Transcribe every line of the records verbatim.

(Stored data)
★ ★ ★

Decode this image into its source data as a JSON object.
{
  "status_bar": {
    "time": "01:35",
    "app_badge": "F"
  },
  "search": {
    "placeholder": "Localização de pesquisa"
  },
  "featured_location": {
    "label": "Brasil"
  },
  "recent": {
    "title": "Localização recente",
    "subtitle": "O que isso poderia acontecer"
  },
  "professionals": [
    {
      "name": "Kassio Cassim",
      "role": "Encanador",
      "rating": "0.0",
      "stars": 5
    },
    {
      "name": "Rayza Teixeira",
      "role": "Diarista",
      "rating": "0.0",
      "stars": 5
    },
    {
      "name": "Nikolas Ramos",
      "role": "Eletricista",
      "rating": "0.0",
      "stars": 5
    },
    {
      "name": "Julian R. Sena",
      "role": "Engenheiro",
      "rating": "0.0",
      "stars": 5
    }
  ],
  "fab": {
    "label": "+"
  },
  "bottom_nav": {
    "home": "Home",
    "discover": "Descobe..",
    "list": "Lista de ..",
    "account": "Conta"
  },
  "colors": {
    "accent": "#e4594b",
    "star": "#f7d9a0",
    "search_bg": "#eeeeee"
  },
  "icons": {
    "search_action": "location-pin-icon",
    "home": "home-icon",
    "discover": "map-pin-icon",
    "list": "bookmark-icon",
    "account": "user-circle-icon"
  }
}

★ ★ ★

# RESULT OF THE EXERCISE
Decode this image into its source data as a JSON object.
{
  "status_bar": {
    "time": "01:35",
    "app_badge": "F"
  },
  "search": {
    "placeholder": "Localização de pesquisa"
  },
  "featured_location": {
    "label": "Brasil"
  },
  "recent": {
    "title": "Localização recente",
    "subtitle": "O que isso poderia acontecer"
  },
  "professionals": [
    {
      "name": "Kassio Cassim",
      "role": "Encanador",
      "rating": "0.0",
      "stars": 5
    },
    {
      "name": "Rayza Teixeira",
      "role": "Diarista",
      "rating": "0.0",
      "stars": 5
    },
    {
      "name": "Nikolas Ramos",
      "role": "Eletricista",
      "rating": "0.0",
      "stars": 5
    },
    {
      "name": "Julian R. Sena",
      "role": "Engenheiro",
      "rating": "0.0",
      "stars": 5
    }
  ],
  "fab": {
    "label": "+"
  },
  "bottom_nav": {
    "home": "Home",
    "discover": "Descobe..",
    "list": "Lista de ..",
    "account": "Conta"
  },
  "colors": {
    "accent": "#e4594b",
    "star": "#f7d9a0",
    "search_bg": "#eeeeee"
  },
  "icons": {
    "search_action": "location-pin-icon",
    "home": "home-icon",
    "discover": "map-pin-icon",
    "list": "bookmark-icon",
    "account": "user-circle-icon"
  }
}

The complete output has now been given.